*REQUIREMENT:*
Copy the lines that follow, keeping every character the same.
start DATA TO PROCESS
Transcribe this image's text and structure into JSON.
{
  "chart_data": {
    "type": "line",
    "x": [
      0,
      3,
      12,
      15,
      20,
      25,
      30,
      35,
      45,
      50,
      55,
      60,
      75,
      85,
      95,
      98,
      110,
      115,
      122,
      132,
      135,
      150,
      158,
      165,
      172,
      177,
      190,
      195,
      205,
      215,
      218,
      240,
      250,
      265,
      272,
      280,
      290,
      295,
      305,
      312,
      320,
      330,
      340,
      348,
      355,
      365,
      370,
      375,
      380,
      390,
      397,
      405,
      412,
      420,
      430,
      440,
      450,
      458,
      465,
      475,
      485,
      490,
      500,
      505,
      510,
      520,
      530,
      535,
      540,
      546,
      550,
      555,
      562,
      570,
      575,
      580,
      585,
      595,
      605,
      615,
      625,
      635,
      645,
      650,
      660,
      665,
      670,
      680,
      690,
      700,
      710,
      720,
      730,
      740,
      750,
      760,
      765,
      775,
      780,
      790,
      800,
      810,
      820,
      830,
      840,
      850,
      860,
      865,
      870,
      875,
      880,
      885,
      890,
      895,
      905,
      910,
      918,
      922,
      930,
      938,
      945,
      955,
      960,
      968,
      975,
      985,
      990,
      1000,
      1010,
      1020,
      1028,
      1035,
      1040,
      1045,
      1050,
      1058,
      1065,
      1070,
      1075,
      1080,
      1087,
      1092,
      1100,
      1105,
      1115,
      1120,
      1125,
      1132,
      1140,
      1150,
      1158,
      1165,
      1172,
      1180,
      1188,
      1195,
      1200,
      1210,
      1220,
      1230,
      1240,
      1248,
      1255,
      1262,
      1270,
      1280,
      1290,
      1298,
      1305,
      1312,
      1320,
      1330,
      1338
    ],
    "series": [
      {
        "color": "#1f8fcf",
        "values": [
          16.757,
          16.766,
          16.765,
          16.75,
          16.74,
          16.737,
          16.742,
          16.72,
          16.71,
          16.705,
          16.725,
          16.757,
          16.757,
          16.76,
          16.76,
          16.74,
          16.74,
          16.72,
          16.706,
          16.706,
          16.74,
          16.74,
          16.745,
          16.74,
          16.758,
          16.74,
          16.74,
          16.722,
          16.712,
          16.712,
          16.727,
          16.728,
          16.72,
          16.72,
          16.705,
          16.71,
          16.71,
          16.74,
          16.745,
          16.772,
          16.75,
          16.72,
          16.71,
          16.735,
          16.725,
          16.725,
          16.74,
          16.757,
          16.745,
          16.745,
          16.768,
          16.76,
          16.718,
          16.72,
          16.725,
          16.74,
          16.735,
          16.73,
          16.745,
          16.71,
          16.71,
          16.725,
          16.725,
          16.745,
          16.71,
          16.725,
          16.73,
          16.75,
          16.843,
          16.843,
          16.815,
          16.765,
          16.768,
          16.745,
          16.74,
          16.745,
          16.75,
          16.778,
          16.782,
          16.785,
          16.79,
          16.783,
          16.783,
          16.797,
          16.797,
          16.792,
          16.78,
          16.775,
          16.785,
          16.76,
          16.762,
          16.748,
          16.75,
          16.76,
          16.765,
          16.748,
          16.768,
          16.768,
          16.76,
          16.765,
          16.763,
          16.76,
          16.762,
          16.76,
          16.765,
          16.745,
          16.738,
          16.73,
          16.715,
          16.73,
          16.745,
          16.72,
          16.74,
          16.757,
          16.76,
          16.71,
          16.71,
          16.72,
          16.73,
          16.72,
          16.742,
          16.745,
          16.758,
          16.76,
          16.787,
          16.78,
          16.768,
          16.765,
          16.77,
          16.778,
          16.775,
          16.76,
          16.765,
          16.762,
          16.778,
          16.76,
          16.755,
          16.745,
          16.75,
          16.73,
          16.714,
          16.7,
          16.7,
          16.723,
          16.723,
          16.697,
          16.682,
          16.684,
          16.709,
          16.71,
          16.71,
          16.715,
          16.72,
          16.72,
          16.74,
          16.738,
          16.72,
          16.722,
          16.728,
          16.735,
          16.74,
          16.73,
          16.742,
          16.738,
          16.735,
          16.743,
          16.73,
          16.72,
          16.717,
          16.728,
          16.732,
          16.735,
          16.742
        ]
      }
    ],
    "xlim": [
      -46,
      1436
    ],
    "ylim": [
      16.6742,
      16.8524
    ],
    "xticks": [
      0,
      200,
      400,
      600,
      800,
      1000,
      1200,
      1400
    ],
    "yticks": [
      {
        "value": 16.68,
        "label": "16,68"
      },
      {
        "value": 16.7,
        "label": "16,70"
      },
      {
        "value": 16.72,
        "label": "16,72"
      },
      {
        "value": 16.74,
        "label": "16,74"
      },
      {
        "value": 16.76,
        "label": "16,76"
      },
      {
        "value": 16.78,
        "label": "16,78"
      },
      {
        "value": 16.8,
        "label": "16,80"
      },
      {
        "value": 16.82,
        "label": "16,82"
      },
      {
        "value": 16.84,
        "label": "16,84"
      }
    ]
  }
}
end DATA TO PROCESS
*EXPECTED ANSWER:*
Transcribe this image's text and structure into JSON.
{
  "chart_data": {
    "type": "line",
    "x": [
      0,
      3,
      12,
      15,
      20,
      25,
      30,
      35,
      45,
      50,
      55,
      60,
      75,
      85,
      95,
      98,
      110,
      115,
      122,
      132,
      135,
      150,
      158,
      165,
      172,
      177,
      190,
      195,
      205,
      215,
      218,
      240,
      250,
      265,
      272,
      280,
      290,
      295,
      305,
      312,
      320,
      330,
      340,
      348,
      355,
      365,
      370,
      375,
      380,
      390,
      397,
      405,
      412,
      420,
      430,
      440,
      450,
      458,
      465,
      475,
      485,
      490,
      500,
      505,
      510,
      520,
      530,
      535,
      540,
      546,
      550,
      555,
      562,
      570,
      575,
      580,
      585,
      595,
      605,
      615,
      625,
      635,
      645,
      650,
      660,
      665,
      670,
      680,
      690,
      700,
      710,
      720,
      730,
      740,
      750,
      760,
      765,
      775,
      780,
      790,
      800,
      810,
      820,
      830,
      840,
      850,
      860,
      865,
      870,
      875,
      880,
      885,
      890,
      895,
      905,
      910,
      918,
      922,
      930,
      938,
      945,
      955,
      960,
      968,
      975,
      985,
      990,
      1000,
      1010,
      1020,
      1028,
      1035,
      1040,
      1045,
      1050,
      1058,
      1065,
      1070,
      1075,
      1080,
      1087,
      1092,
      1100,
      1105,
      1115,
      1120,
      1125,
      1132,
      1140,
      1150,
      1158,
      1165,
      1172,
      1180,
      1188,
      1195,
      1200,
      1210,
      1220,
      1230,
      1240,
      1248,
      1255,
      1262,
      1270,
      1280,
      1290,
      1298,
      1305,
      1312,
      1320,
      1330,
      1338
    ],
    "series": [
      {
        "color": "#1f8fcf",
        "values": [
          16.757,
          16.766,
          16.765,
          16.75,
          16.74,
          16.737,
          16.742,
          16.72,
          16.71,
          16.705,
          16.725,
          16.757,
          16.757,
          16.76,
          16.76,
          16.74,
          16.74,
          16.72,
          16.706,
          16.706,
          16.74,
          16.74,
          16.745,
          16.74,
          16.758,
          16.74,
          16.74,
          16.722,
          16.712,
          16.712,
          16.727,
          16.728,
          16.72,
          16.72,
          16.705,
          16.71,
          16.71,
          16.74,
          16.745,
          16.772,
          16.75,
          16.72,
          16.71,
          16.735,
          16.725,
          16.725,
          16.74,
          16.757,
          16.745,
          16.745,
          16.768,
          16.76,
          16.718,
          16.72,
          16.725,
          16.74,
          16.735,
          16.73,
          16.745,
          16.71,
          16.71,
          16.725,
          16.725,
          16.745,
          16.71,
          16.725,
          16.73,
          16.75,
          16.843,
          16.843,
          16.815,
          16.765,
          16.768,
          16.745,
          16.74,
          16.745,
          16.75,
          16.778,
          16.782,
          16.785,
          16.79,
          16.783,
          16.783,
          16.797,
          16.797,
          16.792,
          16.78,
          16.775,
          16.785,
          16.76,
          16.762,
          16.748,
          16.75,
          16.76,
          16.765,
          16.748,
          16.768,
          16.768,
          16.76,
          16.765,
          16.763,
          16.76,
          16.762,
          16.76,
          16.765,
          16.745,
          16.738,
          16.73,
          16.715,
          16.73,
          16.745,
          16.72,
          16.74,
          16.757,
          16.76,
          16.71,
          16.71,
          16.72,
          16.73,
          16.72,
          16.742,
          16.745,
          16.758,
          16.76,
          16.787,
          16.78,
          16.768,
          16.765,
          16.77,
          16.778,
          16.775,
          16.76,
          16.765,
          16.762,
          16.778,
          16.76,
          16.755,
          16.745,
          16.75,
          16.73,
          16.714,
          16.7,
          16.7,
          16.723,
          16.723,
          16.697,
          16.682,
          16.684,
          16.709,
          16.71,
          16.71,
          16.715,
          16.72,
          16.72,
          16.74,
          16.738,
          16.72,
          16.722,
          16.728,
          16.735,
          16.74,
          16.73,
          16.742,
          16.738,
          16.735,
          16.743,
          16.73,
          16.72,
          16.717,
          16.728,
          16.732,
          16.735,
          16.742
        ]
      }
    ],
    "xlim": [
      -46,
      1436
    ],
    "ylim": [
      16.6742,
      16.8524
    ],
    "xticks": [
      0,
      200,
      400,
      600,
      800,
      1000,
      1200,
      1400
    ],
    "yticks": [
      {
        "value": 16.68,
        "label": "16,68"
      },
      {
        "value": 16.7,
        "label": "16,70"
      },
      {
        "value": 16.72,
        "label": "16,72"
      },
      {
        "value": 16.74,
        "label": "16,74"
      },
      {
        "value": 16.76,
        "label": "16,76"
      },
      {
        "value": 16.78,
        "label": "16,78"
      },
      {
        "value": 16.8,
        "label": "16,80"
      },
      {
        "value": 16.82,
        "label": "16,82"
      },
      {
        "value": 16.84,
        "label": "16,84"
      }
    ]
  }
}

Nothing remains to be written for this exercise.